| THE TASK |
Write the data out again exactly, with no pictures.

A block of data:
☆ ☆ ☆ ☆ ☆ ☆ ☆
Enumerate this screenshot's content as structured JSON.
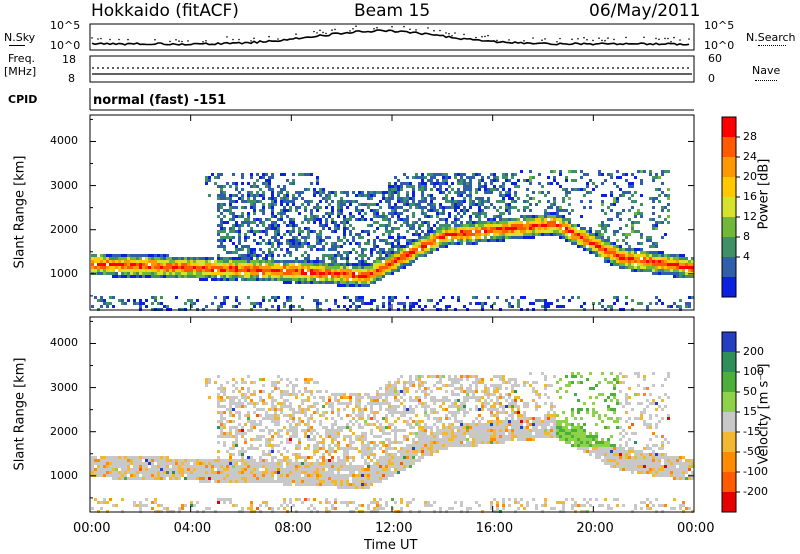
{
  "header": {
    "title": "Hokkaido (fitACF)",
    "beam": "Beam 15",
    "date": "06/May/2011"
  },
  "top_panels": {
    "nsky_label": "N.Sky",
    "nsky_ticks": [
      "10^5",
      "10^0"
    ],
    "nsearch_label": "N.Search",
    "nsearch_ticks": [
      "10^5",
      "10^0"
    ],
    "freq_label": "Freq.",
    "freq_unit": "[MHz]",
    "freq_ticks": [
      "18",
      "8"
    ],
    "nave_label": "Nave",
    "nave_ticks": [
      "60",
      "0"
    ],
    "cpid_label": "CPID",
    "cpid_value": "normal (fast) -151"
  },
  "chart_data": [
    {
      "type": "heatmap",
      "title": "",
      "ylabel": "Slant Range [km]",
      "xlabel": "",
      "ylim": [
        180,
        4600
      ],
      "yticks": [
        "4000",
        "3000",
        "2000",
        "1000"
      ],
      "xticks": [
        "00:00",
        "04:00",
        "08:00",
        "12:00",
        "16:00",
        "20:00",
        "00:00"
      ],
      "colorbar": {
        "label": "Power [dB]",
        "ticks": [
          "28",
          "24",
          "20",
          "16",
          "12",
          "8",
          "4"
        ],
        "colors": [
          "#ff0000",
          "#ff5a00",
          "#ff9800",
          "#ffc800",
          "#d7e22d",
          "#6fb83c",
          "#3f8f67",
          "#2f5fa8",
          "#0a22e0"
        ]
      }
    },
    {
      "type": "heatmap",
      "title": "",
      "ylabel": "Slant Range [km]",
      "xlabel": "Time UT",
      "ylim": [
        180,
        4600
      ],
      "yticks": [
        "4000",
        "3000",
        "2000",
        "1000"
      ],
      "xticks": [
        "00:00",
        "04:00",
        "08:00",
        "12:00",
        "16:00",
        "20:00",
        "00:00"
      ],
      "colorbar": {
        "label": "Velocity [m s⁻¹]",
        "ticks": [
          "200",
          "100",
          "50",
          "15",
          "-15",
          "-50",
          "-100",
          "-200"
        ],
        "colors": [
          "#2440c0",
          "#2f8f5a",
          "#4caf3c",
          "#8ed24a",
          "#c8c8c8",
          "#f2b830",
          "#ff8c00",
          "#ff5a00",
          "#e80000"
        ]
      }
    }
  ]
}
☆ ☆ ☆ ☆ ☆ ☆ ☆
| TASK ANSWER |
Enumerate this screenshot's content as structured JSON.
{
  "header": {
    "title": "Hokkaido (fitACF)",
    "beam": "Beam 15",
    "date": "06/May/2011"
  },
  "top_panels": {
    "nsky_label": "N.Sky",
    "nsky_ticks": [
      "10^5",
      "10^0"
    ],
    "nsearch_label": "N.Search",
    "nsearch_ticks": [
      "10^5",
      "10^0"
    ],
    "freq_label": "Freq.",
    "freq_unit": "[MHz]",
    "freq_ticks": [
      "18",
      "8"
    ],
    "nave_label": "Nave",
    "nave_ticks": [
      "60",
      "0"
    ],
    "cpid_label": "CPID",
    "cpid_value": "normal (fast) -151"
  },
  "chart_data": [
    {
      "type": "heatmap",
      "title": "",
      "ylabel": "Slant Range [km]",
      "xlabel": "",
      "ylim": [
        180,
        4600
      ],
      "yticks": [
        "4000",
        "3000",
        "2000",
        "1000"
      ],
      "xticks": [
        "00:00",
        "04:00",
        "08:00",
        "12:00",
        "16:00",
        "20:00",
        "00:00"
      ],
      "colorbar": {
        "label": "Power [dB]",
        "ticks": [
          "28",
          "24",
          "20",
          "16",
          "12",
          "8",
          "4"
        ],
        "colors": [
          "#ff0000",
          "#ff5a00",
          "#ff9800",
          "#ffc800",
          "#d7e22d",
          "#6fb83c",
          "#3f8f67",
          "#2f5fa8",
          "#0a22e0"
        ]
      }
    },
    {
      "type": "heatmap",
      "title": "",
      "ylabel": "Slant Range [km]",
      "xlabel": "Time UT",
      "ylim": [
        180,
        4600
      ],
      "yticks": [
        "4000",
        "3000",
        "2000",
        "1000"
      ],
      "xticks": [
        "00:00",
        "04:00",
        "08:00",
        "12:00",
        "16:00",
        "20:00",
        "00:00"
      ],
      "colorbar": {
        "label": "Velocity [m s⁻¹]",
        "ticks": [
          "200",
          "100",
          "50",
          "15",
          "-15",
          "-50",
          "-100",
          "-200"
        ],
        "colors": [
          "#2440c0",
          "#2f8f5a",
          "#4caf3c",
          "#8ed24a",
          "#c8c8c8",
          "#f2b830",
          "#ff8c00",
          "#ff5a00",
          "#e80000"
        ]
      }
    }
  ]
}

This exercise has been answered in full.